(Image layout annotations)
== == ==

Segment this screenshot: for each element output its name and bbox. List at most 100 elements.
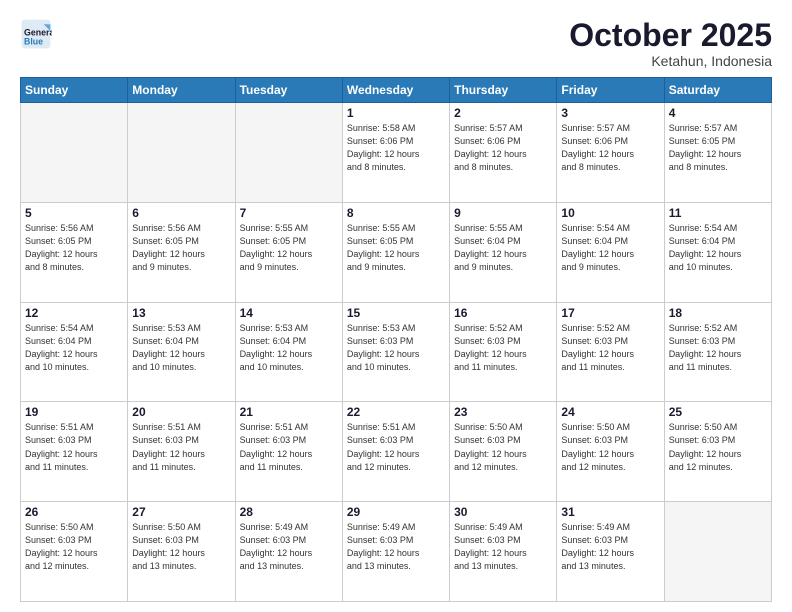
calendar-cell: 6 Sunrise: 5:56 AMSunset: 6:05 PMDaylight…: [128, 202, 235, 302]
day-number: 23: [454, 405, 552, 419]
cell-info: Sunrise: 5:54 AMSunset: 6:04 PMDaylight:…: [669, 222, 767, 274]
cell-info: Sunrise: 5:51 AMSunset: 6:03 PMDaylight:…: [240, 421, 338, 473]
calendar-cell: 26 Sunrise: 5:50 AMSunset: 6:03 PMDayligh…: [21, 502, 128, 602]
week-row-3: 12 Sunrise: 5:54 AMSunset: 6:04 PMDayligh…: [21, 302, 772, 402]
cell-info: Sunrise: 5:50 AMSunset: 6:03 PMDaylight:…: [669, 421, 767, 473]
logo-icon: General Blue: [20, 18, 52, 50]
calendar-cell: 1 Sunrise: 5:58 AMSunset: 6:06 PMDaylight…: [342, 103, 449, 203]
calendar-cell: [128, 103, 235, 203]
day-number: 16: [454, 306, 552, 320]
calendar-cell: 24 Sunrise: 5:50 AMSunset: 6:03 PMDayligh…: [557, 402, 664, 502]
cell-info: Sunrise: 5:53 AMSunset: 6:03 PMDaylight:…: [347, 322, 445, 374]
day-number: 11: [669, 206, 767, 220]
weekday-monday: Monday: [128, 78, 235, 103]
cell-info: Sunrise: 5:55 AMSunset: 6:05 PMDaylight:…: [347, 222, 445, 274]
day-number: 13: [132, 306, 230, 320]
day-number: 27: [132, 505, 230, 519]
calendar-table: SundayMondayTuesdayWednesdayThursdayFrid…: [20, 77, 772, 602]
day-number: 18: [669, 306, 767, 320]
day-number: 1: [347, 106, 445, 120]
calendar-cell: 19Sunrise: 5:51 AMSunset: 6:03 PMDayligh…: [21, 402, 128, 502]
cell-info: Sunrise: 5:50 AMSunset: 6:03 PMDaylight:…: [25, 521, 123, 573]
day-number: 8: [347, 206, 445, 220]
day-number: 26: [25, 505, 123, 519]
day-number: 3: [561, 106, 659, 120]
calendar-cell: 28Sunrise: 5:49 AMSunset: 6:03 PMDayligh…: [235, 502, 342, 602]
calendar-cell: [664, 502, 771, 602]
calendar-cell: 10 Sunrise: 5:54 AMSunset: 6:04 PMDayligh…: [557, 202, 664, 302]
cell-info: Sunrise: 5:53 AMSunset: 6:04 PMDaylight:…: [240, 322, 338, 374]
calendar-cell: 20 Sunrise: 5:51 AMSunset: 6:03 PMDayligh…: [128, 402, 235, 502]
cell-info: Sunrise: 5:51 AMSunset: 6:03 PMDaylight:…: [347, 421, 445, 473]
weekday-wednesday: Wednesday: [342, 78, 449, 103]
day-number: 25: [669, 405, 767, 419]
cell-info: Sunrise: 5:52 AMSunset: 6:03 PMDaylight:…: [669, 322, 767, 374]
cell-info: Sunrise: 5:49 AMSunset: 6:03 PMDaylight:…: [240, 521, 338, 573]
day-number: 29: [347, 505, 445, 519]
cell-info: Sunrise: 5:56 AMSunset: 6:05 PMDaylight:…: [25, 222, 123, 274]
day-number: 17: [561, 306, 659, 320]
weekday-saturday: Saturday: [664, 78, 771, 103]
cell-info: Sunrise: 5:54 AMSunset: 6:04 PMDaylight:…: [561, 222, 659, 274]
cell-info: Sunrise: 5:52 AMSunset: 6:03 PMDaylight:…: [454, 322, 552, 374]
day-number: 30: [454, 505, 552, 519]
page: General Blue October 2025 Ketahun, Indon…: [0, 0, 792, 612]
cell-info: Sunrise: 5:55 AMSunset: 6:05 PMDaylight:…: [240, 222, 338, 274]
location: Ketahun, Indonesia: [569, 53, 772, 69]
day-number: 22: [347, 405, 445, 419]
cell-info: Sunrise: 5:57 AMSunset: 6:05 PMDaylight:…: [669, 122, 767, 174]
day-number: 9: [454, 206, 552, 220]
cell-info: Sunrise: 5:51 AMSunset: 6:03 PMDaylight:…: [132, 421, 230, 473]
cell-info: Sunrise: 5:50 AMSunset: 6:03 PMDaylight:…: [132, 521, 230, 573]
week-row-2: 5 Sunrise: 5:56 AMSunset: 6:05 PMDaylight…: [21, 202, 772, 302]
calendar-cell: 25 Sunrise: 5:50 AMSunset: 6:03 PMDayligh…: [664, 402, 771, 502]
calendar-cell: 2 Sunrise: 5:57 AMSunset: 6:06 PMDaylight…: [450, 103, 557, 203]
cell-info: Sunrise: 5:50 AMSunset: 6:03 PMDaylight:…: [454, 421, 552, 473]
cell-info: Sunrise: 5:56 AMSunset: 6:05 PMDaylight:…: [132, 222, 230, 274]
day-number: 31: [561, 505, 659, 519]
day-number: 21: [240, 405, 338, 419]
day-number: 12: [25, 306, 123, 320]
day-number: 6: [132, 206, 230, 220]
logo: General Blue: [20, 18, 52, 50]
calendar-cell: 13 Sunrise: 5:53 AMSunset: 6:04 PMDayligh…: [128, 302, 235, 402]
calendar-cell: 7 Sunrise: 5:55 AMSunset: 6:05 PMDaylight…: [235, 202, 342, 302]
calendar-cell: 12 Sunrise: 5:54 AMSunset: 6:04 PMDayligh…: [21, 302, 128, 402]
cell-info: Sunrise: 5:49 AMSunset: 6:03 PMDaylight:…: [347, 521, 445, 573]
calendar-cell: 9 Sunrise: 5:55 AMSunset: 6:04 PMDaylight…: [450, 202, 557, 302]
day-number: 24: [561, 405, 659, 419]
calendar-cell: 21 Sunrise: 5:51 AMSunset: 6:03 PMDayligh…: [235, 402, 342, 502]
calendar-cell: 16 Sunrise: 5:52 AMSunset: 6:03 PMDayligh…: [450, 302, 557, 402]
day-number: 10: [561, 206, 659, 220]
weekday-header-row: SundayMondayTuesdayWednesdayThursdayFrid…: [21, 78, 772, 103]
calendar-cell: 22 Sunrise: 5:51 AMSunset: 6:03 PMDayligh…: [342, 402, 449, 502]
cell-info: Sunrise: 5:49 AMSunset: 6:03 PMDaylight:…: [561, 521, 659, 573]
day-number: 7: [240, 206, 338, 220]
calendar-cell: 15 Sunrise: 5:53 AMSunset: 6:03 PMDayligh…: [342, 302, 449, 402]
calendar-cell: [235, 103, 342, 203]
week-row-5: 26 Sunrise: 5:50 AMSunset: 6:03 PMDayligh…: [21, 502, 772, 602]
day-number: 4: [669, 106, 767, 120]
day-number: 5: [25, 206, 123, 220]
calendar-cell: 11 Sunrise: 5:54 AMSunset: 6:04 PMDayligh…: [664, 202, 771, 302]
title-block: October 2025 Ketahun, Indonesia: [569, 18, 772, 69]
week-row-4: 19Sunrise: 5:51 AMSunset: 6:03 PMDayligh…: [21, 402, 772, 502]
day-number: 20: [132, 405, 230, 419]
cell-info: Sunrise: 5:54 AMSunset: 6:04 PMDaylight:…: [25, 322, 123, 374]
weekday-thursday: Thursday: [450, 78, 557, 103]
calendar-cell: 4 Sunrise: 5:57 AMSunset: 6:05 PMDaylight…: [664, 103, 771, 203]
calendar-cell: 30Sunrise: 5:49 AMSunset: 6:03 PMDayligh…: [450, 502, 557, 602]
calendar-cell: 18 Sunrise: 5:52 AMSunset: 6:03 PMDayligh…: [664, 302, 771, 402]
cell-info: Sunrise: 5:52 AMSunset: 6:03 PMDaylight:…: [561, 322, 659, 374]
cell-info: Sunrise: 5:57 AMSunset: 6:06 PMDaylight:…: [454, 122, 552, 174]
cell-info: Sunrise: 5:58 AMSunset: 6:06 PMDaylight:…: [347, 122, 445, 174]
calendar-cell: 3Sunrise: 5:57 AMSunset: 6:06 PMDaylight…: [557, 103, 664, 203]
cell-info: Sunrise: 5:53 AMSunset: 6:04 PMDaylight:…: [132, 322, 230, 374]
cell-info: Sunrise: 5:55 AMSunset: 6:04 PMDaylight:…: [454, 222, 552, 274]
calendar-cell: 8 Sunrise: 5:55 AMSunset: 6:05 PMDaylight…: [342, 202, 449, 302]
day-number: 2: [454, 106, 552, 120]
cell-info: Sunrise: 5:50 AMSunset: 6:03 PMDaylight:…: [561, 421, 659, 473]
week-row-1: 1 Sunrise: 5:58 AMSunset: 6:06 PMDaylight…: [21, 103, 772, 203]
weekday-sunday: Sunday: [21, 78, 128, 103]
day-number: 15: [347, 306, 445, 320]
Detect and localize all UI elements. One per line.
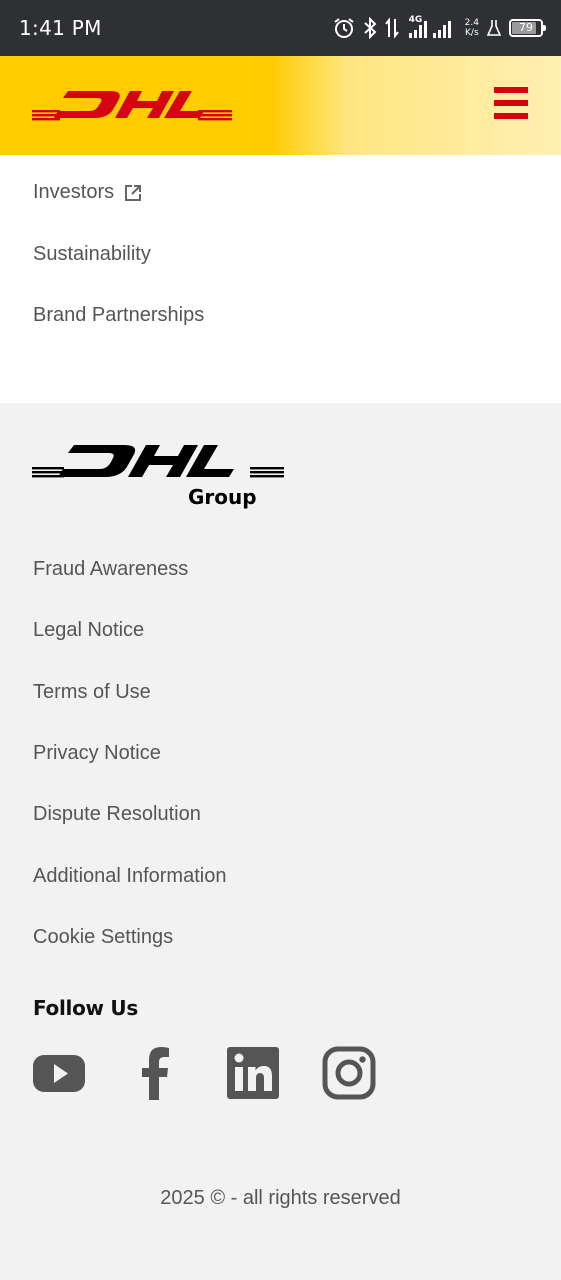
follow-us-title: Follow Us: [33, 996, 138, 1020]
dhl-group-logo-text: Group: [188, 485, 257, 509]
youtube-icon[interactable]: [32, 1046, 86, 1100]
alarm-icon: [334, 18, 354, 38]
nav-link-investors[interactable]: Investors: [33, 181, 142, 204]
speed-value: 2.4: [464, 18, 479, 28]
footer-link-fraud-awareness[interactable]: Fraud Awareness: [33, 558, 188, 581]
nav-link-sustainability[interactable]: Sustainability: [33, 243, 151, 266]
battery-level: 79: [519, 21, 533, 34]
battery-indicator: 79: [509, 19, 546, 37]
copyright-text: 2025 © - all rights reserved: [160, 1187, 401, 1209]
footer-link-dispute-resolution[interactable]: Dispute Resolution: [33, 803, 201, 826]
nav-link-label: Brand Partnerships: [33, 304, 205, 326]
footer-link-privacy-notice[interactable]: Privacy Notice: [33, 742, 161, 765]
footer-link-terms-of-use[interactable]: Terms of Use: [33, 681, 151, 704]
site-footer: Group Fraud Awareness Legal Notice Terms…: [0, 403, 561, 1280]
facebook-icon[interactable]: [129, 1046, 183, 1100]
status-icons: 4G 2.4 K/s 79: [333, 14, 546, 42]
instagram-icon[interactable]: [322, 1046, 376, 1100]
menu-bar: [494, 87, 528, 93]
dhl-group-logo[interactable]: Group: [32, 443, 284, 518]
nav-link-label: Sustainability: [33, 243, 151, 265]
status-time: 1:41 PM: [19, 16, 102, 40]
linkedin-icon[interactable]: [226, 1046, 280, 1100]
menu-bar: [494, 113, 528, 119]
dhl-group-logo-mark: Group: [32, 445, 284, 509]
nav-link-brand-partnerships[interactable]: Brand Partnerships: [33, 304, 204, 327]
network-speed: 2.4 K/s: [465, 18, 479, 38]
footer-link-cookie-settings[interactable]: Cookie Settings: [33, 926, 173, 949]
flask-icon: [487, 20, 501, 36]
external-link-icon: [125, 184, 142, 201]
nav-link-label: Investors: [33, 181, 115, 203]
dhl-logo[interactable]: [32, 88, 232, 122]
speed-unit: K/s: [465, 28, 479, 38]
menu-bar: [494, 100, 528, 106]
bluetooth-icon: [364, 17, 377, 39]
footer-link-legal-notice[interactable]: Legal Notice: [33, 619, 144, 642]
status-bar: 1:41 PM 4G 2.4 K/s 79: [0, 0, 561, 56]
data-transfer-icon: [384, 18, 399, 38]
site-header: [0, 56, 561, 155]
network-signal: 4G: [407, 15, 457, 39]
footer-link-additional-information[interactable]: Additional Information: [33, 865, 226, 888]
hamburger-menu-icon[interactable]: [494, 87, 530, 123]
top-nav-links: Investors Sustainability Brand Partnersh…: [0, 155, 561, 403]
signal-icon: [408, 21, 451, 38]
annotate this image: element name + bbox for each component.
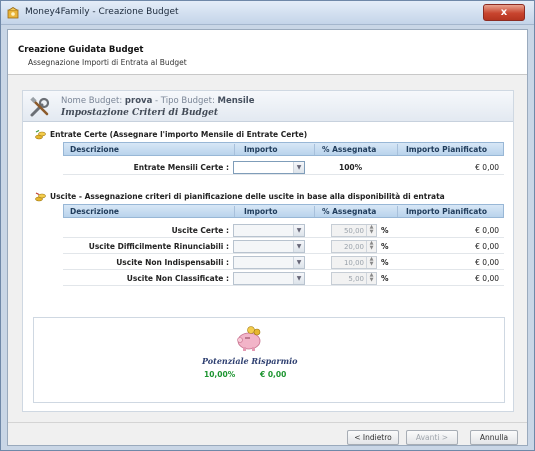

== == ==

Aim ::
Swap "cell-info" for "cell-details" in everything from the line containing "calendar-cell: 6 Sunrise: 5:56" down to the line containing "day-number: 13: [132, 306, 230, 320]", and give back only those lines with nothing else changed.

Written answer ::
calendar-cell: 6 Sunrise: 5:56 AMSunset: 6:05 PMDaylight…: [128, 202, 235, 302]
day-number: 23: [454, 405, 552, 419]
cell-details: Sunrise: 5:54 AMSunset: 6:04 PMDaylight:…: [669, 222, 767, 274]
cell-details: Sunrise: 5:51 AMSunset: 6:03 PMDaylight:…: [240, 421, 338, 473]
calendar-cell: 26 Sunrise: 5:50 AMSunset: 6:03 PMDayligh…: [21, 502, 128, 602]
week-row-3: 12 Sunrise: 5:54 AMSunset: 6:04 PMDayligh…: [21, 302, 772, 402]
cell-details: Sunrise: 5:50 AMSunset: 6:03 PMDaylight:…: [669, 421, 767, 473]
logo-icon: General Blue: [20, 18, 52, 50]
calendar-cell: 1 Sunrise: 5:58 AMSunset: 6:06 PMDaylight…: [342, 103, 449, 203]
calendar-cell: [128, 103, 235, 203]
day-number: 16: [454, 306, 552, 320]
calendar-cell: 24 Sunrise: 5:50 AMSunset: 6:03 PMDayligh…: [557, 402, 664, 502]
cell-details: Sunrise: 5:53 AMSunset: 6:03 PMDaylight:…: [347, 322, 445, 374]
day-number: 11: [669, 206, 767, 220]
weekday-monday: Monday: [128, 78, 235, 103]
cell-details: Sunrise: 5:55 AMSunset: 6:05 PMDaylight:…: [347, 222, 445, 274]
day-number: 13: [132, 306, 230, 320]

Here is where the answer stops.